*** Entries supplied ***

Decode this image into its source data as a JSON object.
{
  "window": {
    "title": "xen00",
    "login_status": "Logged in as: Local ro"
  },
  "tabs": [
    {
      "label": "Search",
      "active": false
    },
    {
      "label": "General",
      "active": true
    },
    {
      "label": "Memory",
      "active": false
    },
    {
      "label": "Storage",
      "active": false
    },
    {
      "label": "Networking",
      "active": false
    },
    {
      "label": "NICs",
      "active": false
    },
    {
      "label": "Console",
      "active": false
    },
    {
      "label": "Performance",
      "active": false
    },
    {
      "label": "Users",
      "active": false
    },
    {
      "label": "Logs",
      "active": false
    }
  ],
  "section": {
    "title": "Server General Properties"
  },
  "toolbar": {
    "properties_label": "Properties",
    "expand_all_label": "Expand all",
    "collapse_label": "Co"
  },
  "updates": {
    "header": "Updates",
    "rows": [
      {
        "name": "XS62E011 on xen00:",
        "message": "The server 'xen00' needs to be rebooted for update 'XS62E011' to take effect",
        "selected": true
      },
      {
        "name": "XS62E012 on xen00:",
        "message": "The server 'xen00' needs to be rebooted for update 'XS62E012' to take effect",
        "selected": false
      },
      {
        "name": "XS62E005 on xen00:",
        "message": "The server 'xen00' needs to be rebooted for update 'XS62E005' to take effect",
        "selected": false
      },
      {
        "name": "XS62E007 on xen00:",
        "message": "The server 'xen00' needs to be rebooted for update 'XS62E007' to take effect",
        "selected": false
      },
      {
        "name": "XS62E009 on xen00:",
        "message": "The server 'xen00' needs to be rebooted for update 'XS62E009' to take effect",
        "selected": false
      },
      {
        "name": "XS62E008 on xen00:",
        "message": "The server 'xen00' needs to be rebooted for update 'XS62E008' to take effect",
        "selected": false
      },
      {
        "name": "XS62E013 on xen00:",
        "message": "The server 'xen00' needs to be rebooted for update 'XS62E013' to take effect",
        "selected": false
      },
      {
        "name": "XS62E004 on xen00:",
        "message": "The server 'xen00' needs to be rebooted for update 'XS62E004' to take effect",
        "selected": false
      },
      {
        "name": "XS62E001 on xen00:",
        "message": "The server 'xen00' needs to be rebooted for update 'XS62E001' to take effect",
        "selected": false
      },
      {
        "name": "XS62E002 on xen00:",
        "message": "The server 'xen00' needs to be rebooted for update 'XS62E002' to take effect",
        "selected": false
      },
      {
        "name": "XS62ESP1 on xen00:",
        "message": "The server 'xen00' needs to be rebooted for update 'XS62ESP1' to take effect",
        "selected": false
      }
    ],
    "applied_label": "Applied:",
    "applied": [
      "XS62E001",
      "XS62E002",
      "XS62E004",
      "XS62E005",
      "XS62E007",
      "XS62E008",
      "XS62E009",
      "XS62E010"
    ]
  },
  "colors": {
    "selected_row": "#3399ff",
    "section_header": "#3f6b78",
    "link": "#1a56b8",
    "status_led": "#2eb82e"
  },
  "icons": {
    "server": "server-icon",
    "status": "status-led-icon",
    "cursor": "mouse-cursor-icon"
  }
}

***

**What to produce**
Read through the entries and copy every line that includes "rebooted".

**Output for this task**
        "message": "The server 'xen00' needs to be rebooted for update 'XS62E011' to take effect",
        "message": "The server 'xen00' needs to be rebooted for update 'XS62E012' to take effect",
        "message": "The server 'xen00' needs to be rebooted for update 'XS62E005' to take effect",
        "message": "The server 'xen00' needs to be rebooted for update 'XS62E007' to take effect",
        "message": "The server 'xen00' needs to be rebooted for update 'XS62E009' to take effect",
        "message": "The server 'xen00' needs to be rebooted for update 'XS62E008' to take effect",
        "message": "The server 'xen00' needs to be rebooted for update 'XS62E013' to take effect",
        "message": "The server 'xen00' needs to be rebooted for update 'XS62E004' to take effect",
        "message": "The server 'xen00' needs to be rebooted for update 'XS62E001' to take effect",
        "message": "The server 'xen00' needs to be rebooted for update 'XS62E002' to take effect",
        "message": "The server 'xen00' needs to be rebooted for update 'XS62ESP1' to take effect",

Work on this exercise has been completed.